___ INPUT RECORDS

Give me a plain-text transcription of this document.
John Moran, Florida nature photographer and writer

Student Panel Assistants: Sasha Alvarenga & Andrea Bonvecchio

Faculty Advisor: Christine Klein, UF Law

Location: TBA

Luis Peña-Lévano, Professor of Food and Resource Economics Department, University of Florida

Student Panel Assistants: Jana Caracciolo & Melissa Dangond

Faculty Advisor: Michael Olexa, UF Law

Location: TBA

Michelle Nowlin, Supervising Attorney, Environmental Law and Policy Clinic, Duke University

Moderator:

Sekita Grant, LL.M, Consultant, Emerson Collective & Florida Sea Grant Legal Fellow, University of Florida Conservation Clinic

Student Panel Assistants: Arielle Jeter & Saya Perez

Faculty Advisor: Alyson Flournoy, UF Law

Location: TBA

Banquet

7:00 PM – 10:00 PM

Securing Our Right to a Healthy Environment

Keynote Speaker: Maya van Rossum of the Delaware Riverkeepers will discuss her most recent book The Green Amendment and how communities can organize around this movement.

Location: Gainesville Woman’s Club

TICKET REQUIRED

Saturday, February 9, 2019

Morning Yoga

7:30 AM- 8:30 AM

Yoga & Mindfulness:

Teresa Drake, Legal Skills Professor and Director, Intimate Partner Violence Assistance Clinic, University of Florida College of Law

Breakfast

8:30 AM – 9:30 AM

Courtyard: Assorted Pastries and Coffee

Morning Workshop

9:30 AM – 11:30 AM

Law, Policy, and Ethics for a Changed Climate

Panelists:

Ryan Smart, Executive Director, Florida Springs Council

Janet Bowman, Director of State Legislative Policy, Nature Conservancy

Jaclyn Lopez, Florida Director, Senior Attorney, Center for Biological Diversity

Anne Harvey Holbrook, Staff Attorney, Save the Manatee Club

______

### JOB
Type out the material again exactly as presented.

### OUTPUT FOR THIS EXERCISE
Give me a plain-text transcription of this document.
John Moran, Florida nature photographer and writer

Student Panel Assistants: Sasha Alvarenga & Andrea Bonvecchio

Faculty Advisor: Christine Klein, UF Law

Location: TBA

Luis Peña-Lévano, Professor of Food and Resource Economics Department, University of Florida

Student Panel Assistants: Jana Caracciolo & Melissa Dangond

Faculty Advisor: Michael Olexa, UF Law

Location: TBA

Michelle Nowlin, Supervising Attorney, Environmental Law and Policy Clinic, Duke University

Moderator:

Sekita Grant, LL.M, Consultant, Emerson Collective & Florida Sea Grant Legal Fellow, University of Florida Conservation Clinic

Student Panel Assistants: Arielle Jeter & Saya Perez

Faculty Advisor: Alyson Flournoy, UF Law

Location: TBA

Banquet

7:00 PM – 10:00 PM

Securing Our Right to a Healthy Environment

Keynote Speaker: Maya van Rossum of the Delaware Riverkeepers will discuss her most recent book The Green Amendment and how communities can organize around this movement.

Location: Gainesville Woman’s Club

TICKET REQUIRED

Saturday, February 9, 2019

Morning Yoga

7:30 AM- 8:30 AM

Yoga & Mindfulness:

Teresa Drake, Legal Skills Professor and Director, Intimate Partner Violence Assistance Clinic, University of Florida College of Law

Breakfast

8:30 AM – 9:30 AM

Courtyard: Assorted Pastries and Coffee

Morning Workshop

9:30 AM – 11:30 AM

Law, Policy, and Ethics for a Changed Climate

Panelists:

Ryan Smart, Executive Director, Florida Springs Council

Janet Bowman, Director of State Legislative Policy, Nature Conservancy

Jaclyn Lopez, Florida Director, Senior Attorney, Center for Biological Diversity

Anne Harvey Holbrook, Staff Attorney, Save the Manatee Club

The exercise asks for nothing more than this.